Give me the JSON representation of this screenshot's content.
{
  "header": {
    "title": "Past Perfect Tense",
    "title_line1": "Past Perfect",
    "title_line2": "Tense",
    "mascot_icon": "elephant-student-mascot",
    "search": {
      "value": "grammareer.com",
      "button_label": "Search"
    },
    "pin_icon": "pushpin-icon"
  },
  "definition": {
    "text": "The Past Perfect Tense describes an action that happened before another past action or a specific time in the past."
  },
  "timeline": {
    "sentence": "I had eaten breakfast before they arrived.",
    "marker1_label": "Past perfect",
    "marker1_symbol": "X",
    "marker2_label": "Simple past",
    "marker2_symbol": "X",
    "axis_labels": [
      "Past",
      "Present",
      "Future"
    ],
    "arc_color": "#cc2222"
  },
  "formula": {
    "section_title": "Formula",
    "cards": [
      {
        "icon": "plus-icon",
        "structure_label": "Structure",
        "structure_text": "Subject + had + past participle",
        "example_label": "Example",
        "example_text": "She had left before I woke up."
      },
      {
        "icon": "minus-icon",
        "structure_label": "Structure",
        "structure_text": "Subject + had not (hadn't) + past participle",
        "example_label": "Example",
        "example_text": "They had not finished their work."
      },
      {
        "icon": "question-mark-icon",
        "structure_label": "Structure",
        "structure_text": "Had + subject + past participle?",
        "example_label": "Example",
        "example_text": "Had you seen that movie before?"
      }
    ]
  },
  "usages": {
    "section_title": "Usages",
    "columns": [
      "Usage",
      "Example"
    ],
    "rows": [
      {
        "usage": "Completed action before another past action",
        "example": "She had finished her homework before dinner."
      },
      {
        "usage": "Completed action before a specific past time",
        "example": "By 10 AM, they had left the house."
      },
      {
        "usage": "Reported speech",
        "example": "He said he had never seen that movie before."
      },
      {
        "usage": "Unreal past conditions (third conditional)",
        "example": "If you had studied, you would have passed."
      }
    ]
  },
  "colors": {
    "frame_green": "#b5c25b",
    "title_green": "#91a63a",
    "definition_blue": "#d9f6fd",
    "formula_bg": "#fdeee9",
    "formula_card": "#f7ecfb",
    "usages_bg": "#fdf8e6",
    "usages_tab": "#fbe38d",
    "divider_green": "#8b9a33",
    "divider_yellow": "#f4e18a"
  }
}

********

**EXERCISE INSTRUCTIONS:** Copy every record above exactly as it appears.

**PROBLEM SOLUTION:**
Give me the JSON representation of this screenshot's content.
{
  "header": {
    "title": "Past Perfect Tense",
    "title_line1": "Past Perfect",
    "title_line2": "Tense",
    "mascot_icon": "elephant-student-mascot",
    "search": {
      "value": "grammareer.com",
      "button_label": "Search"
    },
    "pin_icon": "pushpin-icon"
  },
  "definition": {
    "text": "The Past Perfect Tense describes an action that happened before another past action or a specific time in the past."
  },
  "timeline": {
    "sentence": "I had eaten breakfast before they arrived.",
    "marker1_label": "Past perfect",
    "marker1_symbol": "X",
    "marker2_label": "Simple past",
    "marker2_symbol": "X",
    "axis_labels": [
      "Past",
      "Present",
      "Future"
    ],
    "arc_color": "#cc2222"
  },
  "formula": {
    "section_title": "Formula",
    "cards": [
      {
        "icon": "plus-icon",
        "structure_label": "Structure",
        "structure_text": "Subject + had + past participle",
        "example_label": "Example",
        "example_text": "She had left before I woke up."
      },
      {
        "icon": "minus-icon",
        "structure_label": "Structure",
        "structure_text": "Subject + had not (hadn't) + past participle",
        "example_label": "Example",
        "example_text": "They had not finished their work."
      },
      {
        "icon": "question-mark-icon",
        "structure_label": "Structure",
        "structure_text": "Had + subject + past participle?",
        "example_label": "Example",
        "example_text": "Had you seen that movie before?"
      }
    ]
  },
  "usages": {
    "section_title": "Usages",
    "columns": [
      "Usage",
      "Example"
    ],
    "rows": [
      {
        "usage": "Completed action before another past action",
        "example": "She had finished her homework before dinner."
      },
      {
        "usage": "Completed action before a specific past time",
        "example": "By 10 AM, they had left the house."
      },
      {
        "usage": "Reported speech",
        "example": "He said he had never seen that movie before."
      },
      {
        "usage": "Unreal past conditions (third conditional)",
        "example": "If you had studied, you would have passed."
      }
    ]
  },
  "colors": {
    "frame_green": "#b5c25b",
    "title_green": "#91a63a",
    "definition_blue": "#d9f6fd",
    "formula_bg": "#fdeee9",
    "formula_card": "#f7ecfb",
    "usages_bg": "#fdf8e6",
    "usages_tab": "#fbe38d",
    "divider_green": "#8b9a33",
    "divider_yellow": "#f4e18a"
  }
}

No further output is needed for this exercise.